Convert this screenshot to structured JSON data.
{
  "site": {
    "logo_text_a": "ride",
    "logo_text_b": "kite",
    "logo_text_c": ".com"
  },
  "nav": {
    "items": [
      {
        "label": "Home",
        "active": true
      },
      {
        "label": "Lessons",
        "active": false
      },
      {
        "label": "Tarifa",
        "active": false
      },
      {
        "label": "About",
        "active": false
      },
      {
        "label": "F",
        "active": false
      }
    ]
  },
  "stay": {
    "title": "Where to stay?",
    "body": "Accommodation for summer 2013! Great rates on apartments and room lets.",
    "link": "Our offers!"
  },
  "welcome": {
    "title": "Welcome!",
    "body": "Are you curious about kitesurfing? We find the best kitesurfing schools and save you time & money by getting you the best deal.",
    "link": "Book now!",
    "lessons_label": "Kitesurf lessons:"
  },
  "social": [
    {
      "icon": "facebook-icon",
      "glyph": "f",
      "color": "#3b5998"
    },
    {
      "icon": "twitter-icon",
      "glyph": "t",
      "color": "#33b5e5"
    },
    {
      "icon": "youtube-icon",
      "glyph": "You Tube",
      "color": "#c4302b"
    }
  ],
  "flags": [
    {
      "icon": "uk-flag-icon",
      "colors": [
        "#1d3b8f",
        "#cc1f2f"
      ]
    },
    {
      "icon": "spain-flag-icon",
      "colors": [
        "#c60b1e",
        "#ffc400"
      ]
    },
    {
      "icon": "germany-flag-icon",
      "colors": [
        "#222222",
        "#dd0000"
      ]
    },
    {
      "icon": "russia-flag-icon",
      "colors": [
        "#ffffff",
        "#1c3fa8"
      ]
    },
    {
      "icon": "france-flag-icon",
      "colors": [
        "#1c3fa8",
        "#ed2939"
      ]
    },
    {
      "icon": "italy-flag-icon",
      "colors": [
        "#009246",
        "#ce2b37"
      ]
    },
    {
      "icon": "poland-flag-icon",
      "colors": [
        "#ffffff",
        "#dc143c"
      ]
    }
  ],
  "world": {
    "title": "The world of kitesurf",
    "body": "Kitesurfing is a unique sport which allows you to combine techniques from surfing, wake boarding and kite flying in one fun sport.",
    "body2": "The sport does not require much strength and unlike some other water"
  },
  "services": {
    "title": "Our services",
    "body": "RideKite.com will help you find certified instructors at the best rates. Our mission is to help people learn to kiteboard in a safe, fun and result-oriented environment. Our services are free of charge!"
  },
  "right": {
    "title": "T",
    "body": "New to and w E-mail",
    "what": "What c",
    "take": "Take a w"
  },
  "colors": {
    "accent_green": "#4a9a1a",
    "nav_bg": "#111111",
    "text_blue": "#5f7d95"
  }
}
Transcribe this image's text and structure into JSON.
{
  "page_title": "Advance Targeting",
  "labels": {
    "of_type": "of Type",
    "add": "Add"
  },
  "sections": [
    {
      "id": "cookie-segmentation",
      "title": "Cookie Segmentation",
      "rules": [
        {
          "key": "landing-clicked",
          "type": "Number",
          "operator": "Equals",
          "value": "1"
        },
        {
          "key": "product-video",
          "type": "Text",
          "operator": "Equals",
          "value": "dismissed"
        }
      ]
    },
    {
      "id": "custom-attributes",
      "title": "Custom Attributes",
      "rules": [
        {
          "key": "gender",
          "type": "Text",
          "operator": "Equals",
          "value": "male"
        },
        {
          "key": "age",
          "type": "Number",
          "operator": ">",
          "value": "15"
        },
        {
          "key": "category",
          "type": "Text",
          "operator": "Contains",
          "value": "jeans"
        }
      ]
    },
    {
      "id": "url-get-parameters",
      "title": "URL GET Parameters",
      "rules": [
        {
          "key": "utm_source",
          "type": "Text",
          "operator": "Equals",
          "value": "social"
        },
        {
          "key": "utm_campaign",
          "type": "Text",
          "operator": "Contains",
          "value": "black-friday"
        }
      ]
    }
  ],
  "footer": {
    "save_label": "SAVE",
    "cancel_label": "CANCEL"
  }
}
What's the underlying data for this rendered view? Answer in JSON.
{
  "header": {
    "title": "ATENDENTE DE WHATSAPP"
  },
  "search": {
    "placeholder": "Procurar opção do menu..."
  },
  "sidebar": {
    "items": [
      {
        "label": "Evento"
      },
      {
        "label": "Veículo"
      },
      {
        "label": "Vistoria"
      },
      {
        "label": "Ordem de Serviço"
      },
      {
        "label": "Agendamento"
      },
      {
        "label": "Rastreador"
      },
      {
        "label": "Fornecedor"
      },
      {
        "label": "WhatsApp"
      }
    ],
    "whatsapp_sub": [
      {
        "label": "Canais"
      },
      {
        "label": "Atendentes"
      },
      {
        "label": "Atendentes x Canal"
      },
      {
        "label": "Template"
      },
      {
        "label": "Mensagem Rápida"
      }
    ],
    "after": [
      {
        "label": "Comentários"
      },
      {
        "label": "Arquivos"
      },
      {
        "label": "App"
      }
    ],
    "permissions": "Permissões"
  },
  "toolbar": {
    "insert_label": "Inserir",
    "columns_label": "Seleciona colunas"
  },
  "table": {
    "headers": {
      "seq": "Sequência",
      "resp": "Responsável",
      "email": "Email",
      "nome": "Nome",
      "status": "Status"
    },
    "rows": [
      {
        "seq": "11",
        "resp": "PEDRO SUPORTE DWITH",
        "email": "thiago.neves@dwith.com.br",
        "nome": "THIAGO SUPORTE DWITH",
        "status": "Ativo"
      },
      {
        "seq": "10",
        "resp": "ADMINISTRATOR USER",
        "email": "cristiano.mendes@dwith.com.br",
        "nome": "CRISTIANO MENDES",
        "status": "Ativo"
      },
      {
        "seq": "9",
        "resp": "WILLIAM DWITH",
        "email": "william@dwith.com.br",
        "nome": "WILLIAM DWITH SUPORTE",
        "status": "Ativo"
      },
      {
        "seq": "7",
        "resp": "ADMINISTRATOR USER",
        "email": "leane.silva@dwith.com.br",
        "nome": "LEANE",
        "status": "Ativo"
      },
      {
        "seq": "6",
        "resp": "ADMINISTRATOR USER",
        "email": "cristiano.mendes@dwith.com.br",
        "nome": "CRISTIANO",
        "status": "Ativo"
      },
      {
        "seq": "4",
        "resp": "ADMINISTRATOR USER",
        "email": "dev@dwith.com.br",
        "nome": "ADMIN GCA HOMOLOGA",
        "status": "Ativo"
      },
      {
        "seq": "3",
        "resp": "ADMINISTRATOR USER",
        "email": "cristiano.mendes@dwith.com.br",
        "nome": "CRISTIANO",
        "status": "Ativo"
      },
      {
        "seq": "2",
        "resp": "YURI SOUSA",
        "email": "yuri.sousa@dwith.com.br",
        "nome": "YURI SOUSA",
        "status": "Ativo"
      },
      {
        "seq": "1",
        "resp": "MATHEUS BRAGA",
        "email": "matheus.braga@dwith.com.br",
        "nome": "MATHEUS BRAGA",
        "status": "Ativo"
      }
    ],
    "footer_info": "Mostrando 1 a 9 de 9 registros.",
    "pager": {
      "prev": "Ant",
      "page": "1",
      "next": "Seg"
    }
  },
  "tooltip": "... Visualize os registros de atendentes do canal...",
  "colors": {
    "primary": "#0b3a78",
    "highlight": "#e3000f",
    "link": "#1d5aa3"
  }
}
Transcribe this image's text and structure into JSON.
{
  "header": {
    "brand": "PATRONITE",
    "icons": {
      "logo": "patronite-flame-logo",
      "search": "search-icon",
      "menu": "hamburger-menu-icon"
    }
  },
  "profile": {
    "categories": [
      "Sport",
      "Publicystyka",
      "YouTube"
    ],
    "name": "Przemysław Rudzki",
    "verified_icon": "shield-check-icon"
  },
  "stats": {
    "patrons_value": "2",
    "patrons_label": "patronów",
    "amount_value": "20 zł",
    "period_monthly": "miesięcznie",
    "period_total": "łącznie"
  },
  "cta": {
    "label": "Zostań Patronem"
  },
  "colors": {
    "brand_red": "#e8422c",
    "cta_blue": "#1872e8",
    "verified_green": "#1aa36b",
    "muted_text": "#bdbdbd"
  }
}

::::

WHAT YOU ARE ASKED TO DO =
Identify each line in the entries with the word "SUPORTE" and copy it.

WRITTEN SOLUTION =
        "resp": "PEDRO SUPORTE DWITH",
        "nome": "THIAGO SUPORTE DWITH",
        "nome": "WILLIAM DWITH SUPORTE",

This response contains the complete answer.